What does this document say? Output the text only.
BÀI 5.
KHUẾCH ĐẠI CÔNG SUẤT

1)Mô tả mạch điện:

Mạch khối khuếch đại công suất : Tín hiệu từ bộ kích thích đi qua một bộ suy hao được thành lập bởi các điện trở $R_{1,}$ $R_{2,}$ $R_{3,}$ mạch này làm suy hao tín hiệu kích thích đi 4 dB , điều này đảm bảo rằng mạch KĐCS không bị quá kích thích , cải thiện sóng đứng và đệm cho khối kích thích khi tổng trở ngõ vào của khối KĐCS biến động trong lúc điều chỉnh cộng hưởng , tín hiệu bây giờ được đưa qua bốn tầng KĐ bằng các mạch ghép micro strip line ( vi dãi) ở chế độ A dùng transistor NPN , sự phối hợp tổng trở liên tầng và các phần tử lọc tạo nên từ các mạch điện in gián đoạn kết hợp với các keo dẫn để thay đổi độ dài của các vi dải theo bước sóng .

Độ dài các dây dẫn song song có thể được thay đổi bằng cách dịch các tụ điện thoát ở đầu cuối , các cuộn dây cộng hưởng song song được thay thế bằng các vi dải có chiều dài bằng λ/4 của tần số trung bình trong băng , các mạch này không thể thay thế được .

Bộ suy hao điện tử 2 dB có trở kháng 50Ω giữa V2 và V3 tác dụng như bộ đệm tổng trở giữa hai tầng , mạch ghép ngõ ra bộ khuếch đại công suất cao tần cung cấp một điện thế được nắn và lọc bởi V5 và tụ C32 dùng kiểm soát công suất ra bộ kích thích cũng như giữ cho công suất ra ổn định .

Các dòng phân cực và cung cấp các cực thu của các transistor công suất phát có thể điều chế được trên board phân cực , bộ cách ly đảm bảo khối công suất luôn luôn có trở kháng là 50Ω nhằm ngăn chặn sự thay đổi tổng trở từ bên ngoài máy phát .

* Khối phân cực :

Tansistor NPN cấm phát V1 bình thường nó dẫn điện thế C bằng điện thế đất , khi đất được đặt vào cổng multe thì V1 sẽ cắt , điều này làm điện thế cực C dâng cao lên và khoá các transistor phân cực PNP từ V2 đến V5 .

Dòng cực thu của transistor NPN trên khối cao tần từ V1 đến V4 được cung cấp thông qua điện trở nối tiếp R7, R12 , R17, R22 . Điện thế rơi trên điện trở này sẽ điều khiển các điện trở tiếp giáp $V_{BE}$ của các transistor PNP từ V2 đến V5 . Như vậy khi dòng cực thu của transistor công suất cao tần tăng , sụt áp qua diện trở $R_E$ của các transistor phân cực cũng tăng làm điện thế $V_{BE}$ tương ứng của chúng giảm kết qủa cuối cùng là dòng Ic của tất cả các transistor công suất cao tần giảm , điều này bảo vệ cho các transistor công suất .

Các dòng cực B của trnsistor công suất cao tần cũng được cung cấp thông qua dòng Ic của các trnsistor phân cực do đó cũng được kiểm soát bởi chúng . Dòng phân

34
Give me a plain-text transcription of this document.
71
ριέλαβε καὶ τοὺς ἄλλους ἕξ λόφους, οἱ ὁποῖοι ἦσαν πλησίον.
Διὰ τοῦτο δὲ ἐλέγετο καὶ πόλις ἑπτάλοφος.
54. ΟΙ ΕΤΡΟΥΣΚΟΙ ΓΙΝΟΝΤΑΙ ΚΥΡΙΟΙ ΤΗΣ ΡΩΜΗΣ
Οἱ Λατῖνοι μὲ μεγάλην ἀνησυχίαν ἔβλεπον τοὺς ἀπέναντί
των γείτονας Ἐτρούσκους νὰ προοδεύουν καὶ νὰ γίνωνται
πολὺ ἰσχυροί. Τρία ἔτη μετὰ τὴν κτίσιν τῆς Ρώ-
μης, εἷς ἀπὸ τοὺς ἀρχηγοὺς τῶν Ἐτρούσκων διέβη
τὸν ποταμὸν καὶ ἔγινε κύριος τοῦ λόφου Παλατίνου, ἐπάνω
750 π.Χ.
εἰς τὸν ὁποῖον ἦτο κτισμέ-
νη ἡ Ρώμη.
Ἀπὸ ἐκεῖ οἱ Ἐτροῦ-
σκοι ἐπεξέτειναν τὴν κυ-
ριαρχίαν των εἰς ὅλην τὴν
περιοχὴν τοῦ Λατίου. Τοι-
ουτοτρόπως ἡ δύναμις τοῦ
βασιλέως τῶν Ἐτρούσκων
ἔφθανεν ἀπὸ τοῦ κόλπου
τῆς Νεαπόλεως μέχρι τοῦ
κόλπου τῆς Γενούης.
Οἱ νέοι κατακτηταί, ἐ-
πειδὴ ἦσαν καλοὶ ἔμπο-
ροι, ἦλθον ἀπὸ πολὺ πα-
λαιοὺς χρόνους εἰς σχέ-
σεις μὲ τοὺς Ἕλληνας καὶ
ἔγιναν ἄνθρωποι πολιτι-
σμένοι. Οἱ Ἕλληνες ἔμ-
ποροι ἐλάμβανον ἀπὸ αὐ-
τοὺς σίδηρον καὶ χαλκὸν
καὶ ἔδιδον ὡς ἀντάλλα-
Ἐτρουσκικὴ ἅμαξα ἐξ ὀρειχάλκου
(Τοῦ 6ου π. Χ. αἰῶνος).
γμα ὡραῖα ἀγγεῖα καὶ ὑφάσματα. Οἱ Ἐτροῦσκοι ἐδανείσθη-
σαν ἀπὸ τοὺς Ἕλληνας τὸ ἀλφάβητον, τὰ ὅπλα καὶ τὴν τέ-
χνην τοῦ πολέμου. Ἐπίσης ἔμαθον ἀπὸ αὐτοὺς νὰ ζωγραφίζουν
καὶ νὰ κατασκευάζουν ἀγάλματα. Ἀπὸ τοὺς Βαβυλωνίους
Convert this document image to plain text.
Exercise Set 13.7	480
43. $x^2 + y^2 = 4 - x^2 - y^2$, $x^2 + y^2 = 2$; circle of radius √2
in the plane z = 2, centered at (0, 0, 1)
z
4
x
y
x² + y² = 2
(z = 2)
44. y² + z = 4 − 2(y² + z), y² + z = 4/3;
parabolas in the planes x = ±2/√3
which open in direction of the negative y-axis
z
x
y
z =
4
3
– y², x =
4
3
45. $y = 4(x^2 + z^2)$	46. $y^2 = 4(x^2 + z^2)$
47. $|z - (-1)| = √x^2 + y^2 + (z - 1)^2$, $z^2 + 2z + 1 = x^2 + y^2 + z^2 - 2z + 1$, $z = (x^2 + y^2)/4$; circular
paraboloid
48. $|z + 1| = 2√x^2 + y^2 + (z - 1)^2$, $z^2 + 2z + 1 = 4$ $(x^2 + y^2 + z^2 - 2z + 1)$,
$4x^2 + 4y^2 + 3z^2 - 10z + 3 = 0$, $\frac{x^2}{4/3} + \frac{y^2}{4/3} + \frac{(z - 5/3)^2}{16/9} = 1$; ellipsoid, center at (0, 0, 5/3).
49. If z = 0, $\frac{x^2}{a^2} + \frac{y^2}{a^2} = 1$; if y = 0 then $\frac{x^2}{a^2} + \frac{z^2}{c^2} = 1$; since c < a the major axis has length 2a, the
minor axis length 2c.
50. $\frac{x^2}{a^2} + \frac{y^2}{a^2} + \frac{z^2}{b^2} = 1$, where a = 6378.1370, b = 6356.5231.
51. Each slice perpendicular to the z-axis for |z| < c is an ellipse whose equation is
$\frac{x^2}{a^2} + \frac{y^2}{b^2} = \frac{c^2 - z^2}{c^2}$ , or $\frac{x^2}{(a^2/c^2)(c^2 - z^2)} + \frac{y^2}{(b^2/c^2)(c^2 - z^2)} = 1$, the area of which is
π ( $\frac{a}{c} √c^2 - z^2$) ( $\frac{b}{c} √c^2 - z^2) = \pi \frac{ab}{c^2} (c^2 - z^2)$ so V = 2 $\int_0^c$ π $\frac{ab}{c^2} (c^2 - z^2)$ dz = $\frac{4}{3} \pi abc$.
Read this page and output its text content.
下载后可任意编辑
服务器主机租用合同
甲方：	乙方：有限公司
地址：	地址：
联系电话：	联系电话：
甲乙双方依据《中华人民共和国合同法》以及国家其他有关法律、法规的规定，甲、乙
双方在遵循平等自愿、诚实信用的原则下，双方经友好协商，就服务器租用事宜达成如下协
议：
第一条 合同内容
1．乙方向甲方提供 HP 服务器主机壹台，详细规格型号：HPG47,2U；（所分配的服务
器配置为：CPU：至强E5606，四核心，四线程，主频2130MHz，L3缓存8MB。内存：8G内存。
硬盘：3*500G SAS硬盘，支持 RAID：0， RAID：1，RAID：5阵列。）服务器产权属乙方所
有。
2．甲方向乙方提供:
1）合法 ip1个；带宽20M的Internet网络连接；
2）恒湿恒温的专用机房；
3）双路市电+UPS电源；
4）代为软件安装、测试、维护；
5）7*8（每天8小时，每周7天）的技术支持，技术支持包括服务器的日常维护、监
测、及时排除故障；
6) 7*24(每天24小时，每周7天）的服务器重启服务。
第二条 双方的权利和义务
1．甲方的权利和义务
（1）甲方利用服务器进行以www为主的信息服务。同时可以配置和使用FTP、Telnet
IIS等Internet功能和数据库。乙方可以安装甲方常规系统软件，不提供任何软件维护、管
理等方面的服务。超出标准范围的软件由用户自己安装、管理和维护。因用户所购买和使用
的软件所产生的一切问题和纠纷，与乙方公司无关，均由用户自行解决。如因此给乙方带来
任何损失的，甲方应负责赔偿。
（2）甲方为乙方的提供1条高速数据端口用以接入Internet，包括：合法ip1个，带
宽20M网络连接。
++++++++++
Your task is to output exactly the lines running from the one with "Read this page and output its text content." through the final line of the material above, with both ends included.

Read this page and output its text content.
下载后可任意编辑
服务器主机租用合同
甲方：	乙方：有限公司
地址：	地址：
联系电话：	联系电话：
甲乙双方依据《中华人民共和国合同法》以及国家其他有关法律、法规的规定，甲、乙
双方在遵循平等自愿、诚实信用的原则下，双方经友好协商，就服务器租用事宜达成如下协
议：
第一条 合同内容
1．乙方向甲方提供 HP 服务器主机壹台，详细规格型号：HPG47,2U；（所分配的服务
器配置为：CPU：至强E5606，四核心，四线程，主频2130MHz，L3缓存8MB。内存：8G内存。
硬盘：3*500G SAS硬盘，支持 RAID：0， RAID：1，RAID：5阵列。）服务器产权属乙方所
有。
2．甲方向乙方提供:
1）合法 ip1个；带宽20M的Internet网络连接；
2）恒湿恒温的专用机房；
3）双路市电+UPS电源；
4）代为软件安装、测试、维护；
5）7*8（每天8小时，每周7天）的技术支持，技术支持包括服务器的日常维护、监
测、及时排除故障；
6) 7*24(每天24小时，每周7天）的服务器重启服务。
第二条 双方的权利和义务
1．甲方的权利和义务
（1）甲方利用服务器进行以www为主的信息服务。同时可以配置和使用FTP、Telnet
IIS等Internet功能和数据库。乙方可以安装甲方常规系统软件，不提供任何软件维护、管
理等方面的服务。超出标准范围的软件由用户自己安装、管理和维护。因用户所购买和使用
的软件所产生的一切问题和纠纷，与乙方公司无关，均由用户自行解决。如因此给乙方带来
任何损失的，甲方应负责赔偿。
（2）甲方为乙方的提供1条高速数据端口用以接入Internet，包括：合法ip1个，带
宽20M网络连接。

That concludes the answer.